• _TASK BRIEF_
Below you will find a set of lines. Repeat them all exactly.

• _PROVIDED DATA_
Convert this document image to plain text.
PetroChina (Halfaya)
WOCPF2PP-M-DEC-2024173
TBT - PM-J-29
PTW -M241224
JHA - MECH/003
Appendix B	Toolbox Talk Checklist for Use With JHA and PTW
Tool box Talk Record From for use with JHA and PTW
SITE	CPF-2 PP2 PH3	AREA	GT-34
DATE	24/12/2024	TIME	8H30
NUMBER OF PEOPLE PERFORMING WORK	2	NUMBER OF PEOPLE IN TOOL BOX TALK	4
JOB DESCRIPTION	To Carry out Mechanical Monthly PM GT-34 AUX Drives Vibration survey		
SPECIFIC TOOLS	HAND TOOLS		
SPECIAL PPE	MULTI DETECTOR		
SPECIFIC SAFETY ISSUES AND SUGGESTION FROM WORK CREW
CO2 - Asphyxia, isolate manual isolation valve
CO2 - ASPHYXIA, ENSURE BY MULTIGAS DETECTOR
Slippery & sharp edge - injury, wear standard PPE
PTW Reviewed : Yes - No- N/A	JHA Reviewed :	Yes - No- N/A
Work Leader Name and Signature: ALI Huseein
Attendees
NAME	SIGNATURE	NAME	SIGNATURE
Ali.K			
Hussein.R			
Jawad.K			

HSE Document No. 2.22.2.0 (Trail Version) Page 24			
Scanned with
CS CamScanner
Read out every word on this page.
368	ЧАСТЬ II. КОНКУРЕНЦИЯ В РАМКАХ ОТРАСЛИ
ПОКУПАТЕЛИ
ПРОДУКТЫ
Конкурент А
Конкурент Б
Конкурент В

• _RESULT OF THE TASK_
Convert this document image to plain text.
PetroChina (Halfaya)
WOCPF2PP-M-DEC-2024173
TBT - PM-J-29
PTW -M241224
JHA - MECH/003
Appendix B	Toolbox Talk Checklist for Use With JHA and PTW
Tool box Talk Record From for use with JHA and PTW
SITE	CPF-2 PP2 PH3	AREA	GT-34
DATE	24/12/2024	TIME	8H30
NUMBER OF PEOPLE PERFORMING WORK	2	NUMBER OF PEOPLE IN TOOL BOX TALK	4
JOB DESCRIPTION	To Carry out Mechanical Monthly PM GT-34 AUX Drives Vibration survey		
SPECIFIC TOOLS	HAND TOOLS		
SPECIAL PPE	MULTI DETECTOR		
SPECIFIC SAFETY ISSUES AND SUGGESTION FROM WORK CREW
CO2 - Asphyxia, isolate manual isolation valve
CO2 - ASPHYXIA, ENSURE BY MULTIGAS DETECTOR
Slippery & sharp edge - injury, wear standard PPE
PTW Reviewed : Yes - No- N/A	JHA Reviewed :	Yes - No- N/A
Work Leader Name and Signature: ALI Huseein
Attendees
NAME	SIGNATURE	NAME	SIGNATURE
Ali.K			
Hussein.R			
Jawad.K			

HSE Document No. 2.22.2.0 (Trail Version) Page 24			
Scanned with
CS CamScanner
Read out every word on this page.
368	ЧАСТЬ II. КОНКУРЕНЦИЯ В РАМКАХ ОТРАСЛИ
ПОКУПАТЕЛИ
ПРОДУКТЫ
Конкурент А
Конкурент Б
Конкурент В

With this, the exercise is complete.